> [EXERCISE GOAL]:
Return all of the data exactly as written, without the pictures.

> [Part of a data file]:
-----

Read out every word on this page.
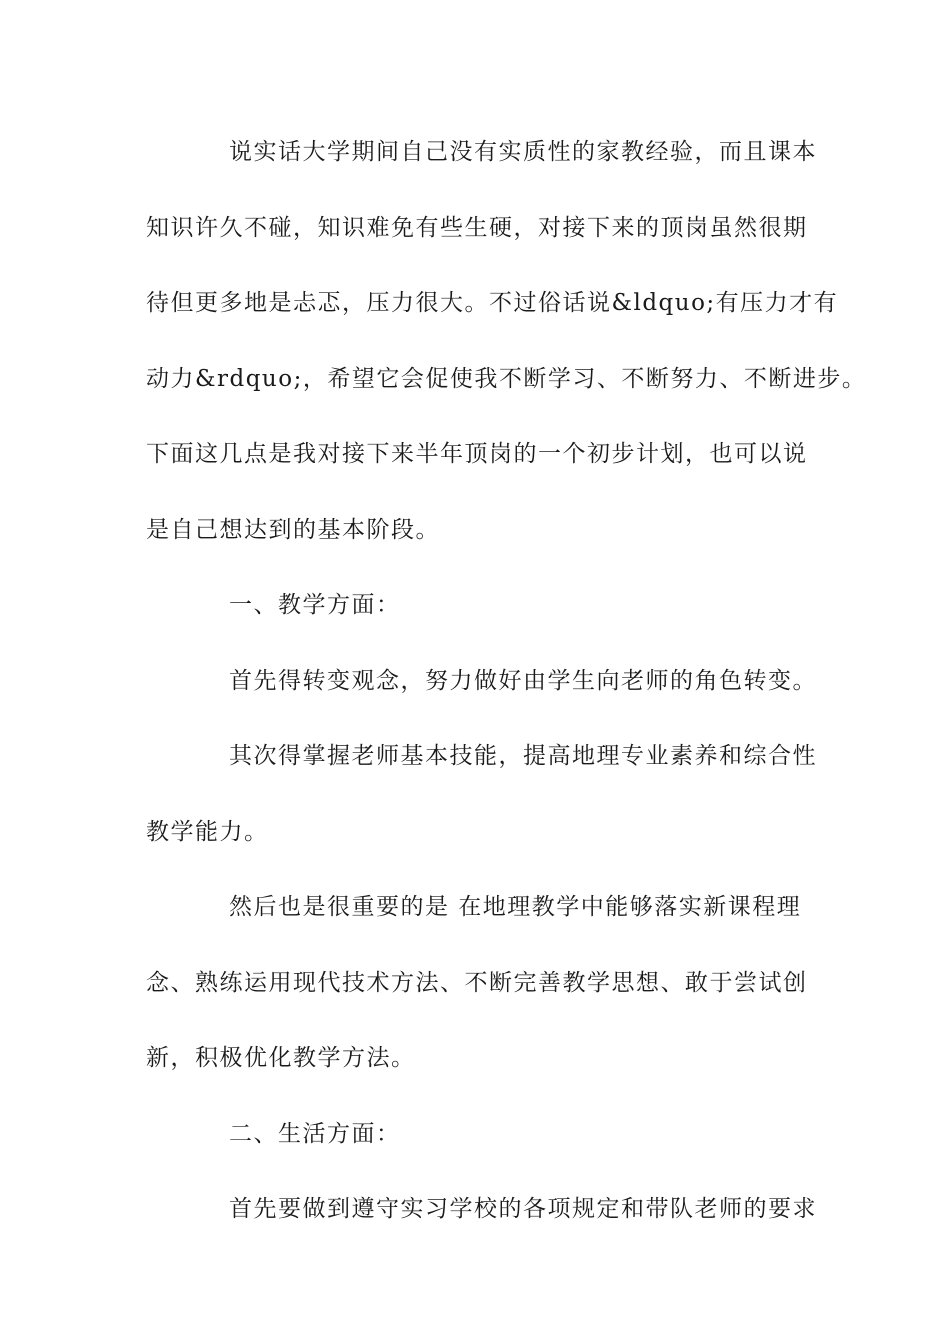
说实话大学期间自己没有实质性的家教经验，而且课本
知识许久不碰，知识难免有些生硬，对接下来的顶岗虽然很期
待但更多地是忐忑，压力很大。不过俗话说&ldquo;有压力才有
动力&rdquo;，希望它会促使我不断学习、不断努力、不断进步。
下面这几点是我对接下来半年顶岗的一个初步计划，也可以说
是自己想达到的基本阶段。

一、教学方面：

首先得转变观念，努力做好由学生向老师的角色转变。

其次得掌握老师基本技能，提高地理专业素养和综合性
教学能力。

然后也是很重要的是 在地理教学中能够落实新课程理
念、熟练运用现代技术方法、不断完善教学思想、敢于尝试创
新，积极优化教学方法。

二、生活方面：

首先要做到遵守实习学校的各项规定和带队老师的要求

-----

> [RESULT BELOW]:
Read out every word on this page.
说实话大学期间自己没有实质性的家教经验，而且课本
知识许久不碰，知识难免有些生硬，对接下来的顶岗虽然很期
待但更多地是忐忑，压力很大。不过俗话说&ldquo;有压力才有
动力&rdquo;，希望它会促使我不断学习、不断努力、不断进步。
下面这几点是我对接下来半年顶岗的一个初步计划，也可以说
是自己想达到的基本阶段。

一、教学方面：

首先得转变观念，努力做好由学生向老师的角色转变。

其次得掌握老师基本技能，提高地理专业素养和综合性
教学能力。

然后也是很重要的是 在地理教学中能够落实新课程理
念、熟练运用现代技术方法、不断完善教学思想、敢于尝试创
新，积极优化教学方法。

二、生活方面：

首先要做到遵守实习学校的各项规定和带队老师的要求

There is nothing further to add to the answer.